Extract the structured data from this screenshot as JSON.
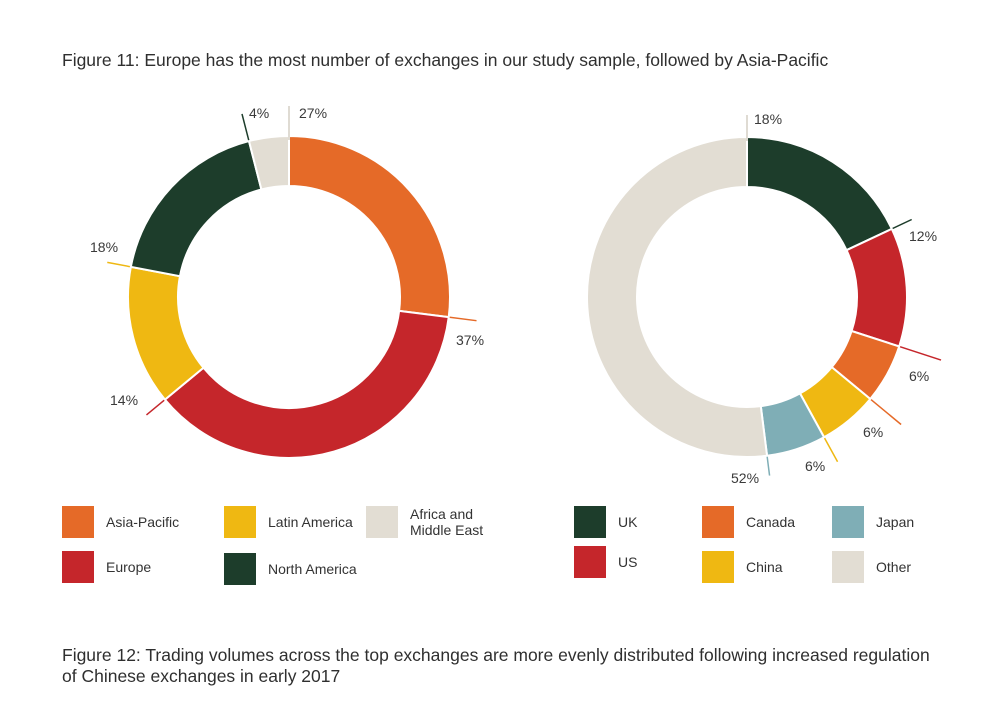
{
  "figure11_title": "Figure 11: Europe has the most number of exchanges in our study sample, followed by Asia-Pacific",
  "figure12_title": "Figure 12: Trading volumes across the top exchanges are more evenly distributed following increased regulation of Chinese exchanges in early 2017",
  "chart_data": [
    {
      "type": "pie",
      "title": "Figure 11: Europe has the most number of exchanges in our study sample, followed by Asia-Pacific",
      "donut": true,
      "slices": [
        {
          "label": "Asia-Pacific",
          "value": 27,
          "display": "27%",
          "color": "#e56a28"
        },
        {
          "label": "Europe",
          "value": 37,
          "display": "37%",
          "color": "#c5262b"
        },
        {
          "label": "Latin America",
          "value": 14,
          "display": "14%",
          "color": "#efb812"
        },
        {
          "label": "North America",
          "value": 18,
          "display": "18%",
          "color": "#1d3d2b"
        },
        {
          "label": "Africa and Middle East",
          "value": 4,
          "display": "4%",
          "color": "#e2ddd3"
        }
      ],
      "legend": [
        {
          "label": "Asia-Pacific",
          "color": "#e56a28"
        },
        {
          "label": "Latin America",
          "color": "#efb812"
        },
        {
          "label": "Africa and Middle East",
          "color": "#e2ddd3"
        },
        {
          "label": "Europe",
          "color": "#c5262b"
        },
        {
          "label": "North America",
          "color": "#1d3d2b"
        }
      ]
    },
    {
      "type": "pie",
      "title": "Figure 12: Trading volumes across the top exchanges are more evenly distributed following increased regulation of Chinese exchanges in early 2017",
      "donut": true,
      "slices": [
        {
          "label": "UK",
          "value": 18,
          "display": "18%",
          "color": "#1d3d2b"
        },
        {
          "label": "US",
          "value": 12,
          "display": "12%",
          "color": "#c5262b"
        },
        {
          "label": "Canada",
          "value": 6,
          "display": "6%",
          "color": "#e56a28"
        },
        {
          "label": "China",
          "value": 6,
          "display": "6%",
          "color": "#efb812"
        },
        {
          "label": "Japan",
          "value": 6,
          "display": "6%",
          "color": "#7faeb6"
        },
        {
          "label": "Other",
          "value": 52,
          "display": "52%",
          "color": "#e2ddd3"
        }
      ],
      "legend": [
        {
          "label": "UK",
          "color": "#1d3d2b"
        },
        {
          "label": "Canada",
          "color": "#e56a28"
        },
        {
          "label": "Japan",
          "color": "#7faeb6"
        },
        {
          "label": "US",
          "color": "#c5262b"
        },
        {
          "label": "China",
          "color": "#efb812"
        },
        {
          "label": "Other",
          "color": "#e2ddd3"
        }
      ]
    }
  ]
}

**SHORT PROBLEM:** Copy out the whole listing exactly, and don't carry over any pictures.

**RESULT:**
Extract the structured data from this screenshot as JSON.
{
  "figure11_title": "Figure 11: Europe has the most number of exchanges in our study sample, followed by Asia-Pacific",
  "figure12_title": "Figure 12: Trading volumes across the top exchanges are more evenly distributed following increased regulation of Chinese exchanges in early 2017",
  "chart_data": [
    {
      "type": "pie",
      "title": "Figure 11: Europe has the most number of exchanges in our study sample, followed by Asia-Pacific",
      "donut": true,
      "slices": [
        {
          "label": "Asia-Pacific",
          "value": 27,
          "display": "27%",
          "color": "#e56a28"
        },
        {
          "label": "Europe",
          "value": 37,
          "display": "37%",
          "color": "#c5262b"
        },
        {
          "label": "Latin America",
          "value": 14,
          "display": "14%",
          "color": "#efb812"
        },
        {
          "label": "North America",
          "value": 18,
          "display": "18%",
          "color": "#1d3d2b"
        },
        {
          "label": "Africa and Middle East",
          "value": 4,
          "display": "4%",
          "color": "#e2ddd3"
        }
      ],
      "legend": [
        {
          "label": "Asia-Pacific",
          "color": "#e56a28"
        },
        {
          "label": "Latin America",
          "color": "#efb812"
        },
        {
          "label": "Africa and Middle East",
          "color": "#e2ddd3"
        },
        {
          "label": "Europe",
          "color": "#c5262b"
        },
        {
          "label": "North America",
          "color": "#1d3d2b"
        }
      ]
    },
    {
      "type": "pie",
      "title": "Figure 12: Trading volumes across the top exchanges are more evenly distributed following increased regulation of Chinese exchanges in early 2017",
      "donut": true,
      "slices": [
        {
          "label": "UK",
          "value": 18,
          "display": "18%",
          "color": "#1d3d2b"
        },
        {
          "label": "US",
          "value": 12,
          "display": "12%",
          "color": "#c5262b"
        },
        {
          "label": "Canada",
          "value": 6,
          "display": "6%",
          "color": "#e56a28"
        },
        {
          "label": "China",
          "value": 6,
          "display": "6%",
          "color": "#efb812"
        },
        {
          "label": "Japan",
          "value": 6,
          "display": "6%",
          "color": "#7faeb6"
        },
        {
          "label": "Other",
          "value": 52,
          "display": "52%",
          "color": "#e2ddd3"
        }
      ],
      "legend": [
        {
          "label": "UK",
          "color": "#1d3d2b"
        },
        {
          "label": "Canada",
          "color": "#e56a28"
        },
        {
          "label": "Japan",
          "color": "#7faeb6"
        },
        {
          "label": "US",
          "color": "#c5262b"
        },
        {
          "label": "China",
          "color": "#efb812"
        },
        {
          "label": "Other",
          "color": "#e2ddd3"
        }
      ]
    }
  ]
}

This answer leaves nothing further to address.